Stated problem: Find and copy each line of the records where the string "が自分の土地に建物を建て" shows up.

Given records:
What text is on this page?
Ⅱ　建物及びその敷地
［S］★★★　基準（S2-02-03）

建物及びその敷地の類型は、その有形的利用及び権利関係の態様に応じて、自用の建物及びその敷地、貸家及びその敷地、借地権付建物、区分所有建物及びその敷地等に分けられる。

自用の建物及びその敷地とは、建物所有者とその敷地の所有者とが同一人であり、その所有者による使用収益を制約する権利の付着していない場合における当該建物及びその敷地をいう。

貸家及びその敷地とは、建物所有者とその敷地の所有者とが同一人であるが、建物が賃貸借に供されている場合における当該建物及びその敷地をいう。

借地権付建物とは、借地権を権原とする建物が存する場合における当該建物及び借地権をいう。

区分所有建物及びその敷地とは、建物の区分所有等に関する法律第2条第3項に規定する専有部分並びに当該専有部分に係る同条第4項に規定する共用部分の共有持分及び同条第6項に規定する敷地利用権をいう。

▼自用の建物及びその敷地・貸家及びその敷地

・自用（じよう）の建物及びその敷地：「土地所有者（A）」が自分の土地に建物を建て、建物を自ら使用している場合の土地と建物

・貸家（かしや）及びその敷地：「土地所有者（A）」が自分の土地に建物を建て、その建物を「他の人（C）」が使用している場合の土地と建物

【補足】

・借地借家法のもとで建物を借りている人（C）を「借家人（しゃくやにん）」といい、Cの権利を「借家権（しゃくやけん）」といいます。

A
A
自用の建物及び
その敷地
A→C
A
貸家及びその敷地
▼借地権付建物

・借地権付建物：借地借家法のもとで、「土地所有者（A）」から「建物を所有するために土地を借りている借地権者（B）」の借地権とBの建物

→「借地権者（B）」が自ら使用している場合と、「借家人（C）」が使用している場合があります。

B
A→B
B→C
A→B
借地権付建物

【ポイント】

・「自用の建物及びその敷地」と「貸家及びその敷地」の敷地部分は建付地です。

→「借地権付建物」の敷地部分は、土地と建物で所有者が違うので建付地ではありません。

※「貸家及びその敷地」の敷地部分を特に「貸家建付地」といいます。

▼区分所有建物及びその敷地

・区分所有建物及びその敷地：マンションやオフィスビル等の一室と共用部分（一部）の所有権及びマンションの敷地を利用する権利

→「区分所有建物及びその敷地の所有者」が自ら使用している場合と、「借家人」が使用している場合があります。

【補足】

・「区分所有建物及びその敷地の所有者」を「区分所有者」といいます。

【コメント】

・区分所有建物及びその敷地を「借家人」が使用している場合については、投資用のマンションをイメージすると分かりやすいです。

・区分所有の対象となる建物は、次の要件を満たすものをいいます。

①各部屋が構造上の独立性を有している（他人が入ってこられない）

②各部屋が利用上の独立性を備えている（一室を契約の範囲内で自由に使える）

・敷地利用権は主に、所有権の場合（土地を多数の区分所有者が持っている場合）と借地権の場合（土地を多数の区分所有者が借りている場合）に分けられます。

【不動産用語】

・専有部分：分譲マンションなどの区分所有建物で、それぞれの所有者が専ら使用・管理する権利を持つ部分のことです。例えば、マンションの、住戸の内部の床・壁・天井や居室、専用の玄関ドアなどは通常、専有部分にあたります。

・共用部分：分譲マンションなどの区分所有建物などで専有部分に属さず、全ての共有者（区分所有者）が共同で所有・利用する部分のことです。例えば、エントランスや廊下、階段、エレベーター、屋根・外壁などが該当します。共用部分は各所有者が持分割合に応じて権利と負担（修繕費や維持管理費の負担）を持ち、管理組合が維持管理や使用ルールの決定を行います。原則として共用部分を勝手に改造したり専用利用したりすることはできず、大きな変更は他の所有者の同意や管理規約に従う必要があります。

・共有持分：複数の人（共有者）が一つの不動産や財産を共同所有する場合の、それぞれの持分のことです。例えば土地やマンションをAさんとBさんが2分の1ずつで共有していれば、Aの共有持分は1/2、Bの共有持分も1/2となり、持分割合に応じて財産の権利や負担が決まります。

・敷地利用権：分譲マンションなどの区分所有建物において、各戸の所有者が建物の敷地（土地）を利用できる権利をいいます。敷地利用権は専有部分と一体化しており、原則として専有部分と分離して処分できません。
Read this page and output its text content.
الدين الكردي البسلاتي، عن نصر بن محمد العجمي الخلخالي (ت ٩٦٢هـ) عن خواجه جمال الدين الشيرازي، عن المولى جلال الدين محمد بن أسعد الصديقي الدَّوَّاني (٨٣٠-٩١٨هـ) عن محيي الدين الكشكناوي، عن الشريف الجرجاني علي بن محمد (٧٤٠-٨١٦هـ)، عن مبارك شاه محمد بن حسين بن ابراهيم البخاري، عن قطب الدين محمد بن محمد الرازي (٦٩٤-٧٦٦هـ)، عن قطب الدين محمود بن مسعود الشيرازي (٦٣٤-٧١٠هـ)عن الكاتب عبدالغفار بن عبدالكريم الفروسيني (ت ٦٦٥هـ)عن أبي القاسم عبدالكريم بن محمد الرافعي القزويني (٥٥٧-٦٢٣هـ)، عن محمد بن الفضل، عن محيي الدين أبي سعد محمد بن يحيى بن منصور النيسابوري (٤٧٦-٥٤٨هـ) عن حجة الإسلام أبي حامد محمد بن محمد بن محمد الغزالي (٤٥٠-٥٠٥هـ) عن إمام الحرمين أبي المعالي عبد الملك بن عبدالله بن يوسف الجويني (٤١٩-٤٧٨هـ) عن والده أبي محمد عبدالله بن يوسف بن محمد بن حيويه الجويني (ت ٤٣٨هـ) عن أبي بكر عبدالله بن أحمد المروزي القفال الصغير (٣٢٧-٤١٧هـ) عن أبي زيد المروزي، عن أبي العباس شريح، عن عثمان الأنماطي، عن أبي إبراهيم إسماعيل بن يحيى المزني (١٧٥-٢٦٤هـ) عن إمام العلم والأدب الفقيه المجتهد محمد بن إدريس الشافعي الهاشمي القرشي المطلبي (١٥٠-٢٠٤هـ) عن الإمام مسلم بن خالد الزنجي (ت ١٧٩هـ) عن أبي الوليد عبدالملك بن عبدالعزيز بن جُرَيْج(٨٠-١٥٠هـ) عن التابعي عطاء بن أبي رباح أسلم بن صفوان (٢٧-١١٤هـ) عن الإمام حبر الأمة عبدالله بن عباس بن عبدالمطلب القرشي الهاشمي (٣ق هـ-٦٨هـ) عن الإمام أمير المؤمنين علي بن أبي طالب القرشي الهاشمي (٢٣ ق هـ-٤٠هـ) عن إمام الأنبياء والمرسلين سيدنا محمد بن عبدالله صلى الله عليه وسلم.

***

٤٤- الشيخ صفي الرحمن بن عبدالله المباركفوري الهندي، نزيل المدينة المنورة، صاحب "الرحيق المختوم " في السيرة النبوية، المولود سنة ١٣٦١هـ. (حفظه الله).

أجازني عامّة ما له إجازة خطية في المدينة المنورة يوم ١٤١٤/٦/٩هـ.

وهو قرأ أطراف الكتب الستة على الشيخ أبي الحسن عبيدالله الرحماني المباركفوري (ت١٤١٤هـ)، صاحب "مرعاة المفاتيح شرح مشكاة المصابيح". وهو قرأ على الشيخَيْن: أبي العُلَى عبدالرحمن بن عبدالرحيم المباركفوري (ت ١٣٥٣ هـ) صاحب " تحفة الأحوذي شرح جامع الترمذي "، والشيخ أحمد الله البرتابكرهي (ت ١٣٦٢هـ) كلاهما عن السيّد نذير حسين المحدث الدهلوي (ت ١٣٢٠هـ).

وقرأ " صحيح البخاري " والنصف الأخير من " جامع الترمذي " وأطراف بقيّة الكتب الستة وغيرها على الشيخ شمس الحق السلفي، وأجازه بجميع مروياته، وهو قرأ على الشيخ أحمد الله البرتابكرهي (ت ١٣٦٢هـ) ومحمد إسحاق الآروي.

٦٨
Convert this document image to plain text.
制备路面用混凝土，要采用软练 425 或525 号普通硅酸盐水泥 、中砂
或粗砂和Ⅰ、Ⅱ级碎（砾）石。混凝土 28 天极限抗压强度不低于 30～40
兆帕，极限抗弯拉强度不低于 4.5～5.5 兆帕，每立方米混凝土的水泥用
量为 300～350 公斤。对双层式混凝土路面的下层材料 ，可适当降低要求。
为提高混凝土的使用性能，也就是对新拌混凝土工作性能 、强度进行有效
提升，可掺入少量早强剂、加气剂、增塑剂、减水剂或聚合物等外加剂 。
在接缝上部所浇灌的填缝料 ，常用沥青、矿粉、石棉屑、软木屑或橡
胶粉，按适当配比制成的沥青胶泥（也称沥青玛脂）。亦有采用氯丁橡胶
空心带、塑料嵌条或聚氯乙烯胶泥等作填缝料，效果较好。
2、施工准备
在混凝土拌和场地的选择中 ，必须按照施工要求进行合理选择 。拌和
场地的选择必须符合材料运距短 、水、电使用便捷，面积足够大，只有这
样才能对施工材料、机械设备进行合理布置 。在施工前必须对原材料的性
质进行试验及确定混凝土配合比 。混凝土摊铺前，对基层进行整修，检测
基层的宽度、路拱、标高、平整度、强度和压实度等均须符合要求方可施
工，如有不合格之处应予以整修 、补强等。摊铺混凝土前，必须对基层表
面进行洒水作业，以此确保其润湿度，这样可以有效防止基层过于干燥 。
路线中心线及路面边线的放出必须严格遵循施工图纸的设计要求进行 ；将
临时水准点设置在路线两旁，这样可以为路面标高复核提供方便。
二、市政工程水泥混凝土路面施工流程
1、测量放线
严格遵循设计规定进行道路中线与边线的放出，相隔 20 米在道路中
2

Solution to this task:
・自用（じよう）の建物及びその敷地：「土地所有者（A）」が自分の土地に建物を建て、建物を自ら使用している場合の土地と建物
・貸家（かしや）及びその敷地：「土地所有者（A）」が自分の土地に建物を建て、その建物を「他の人（C）」が使用している場合の土地と建物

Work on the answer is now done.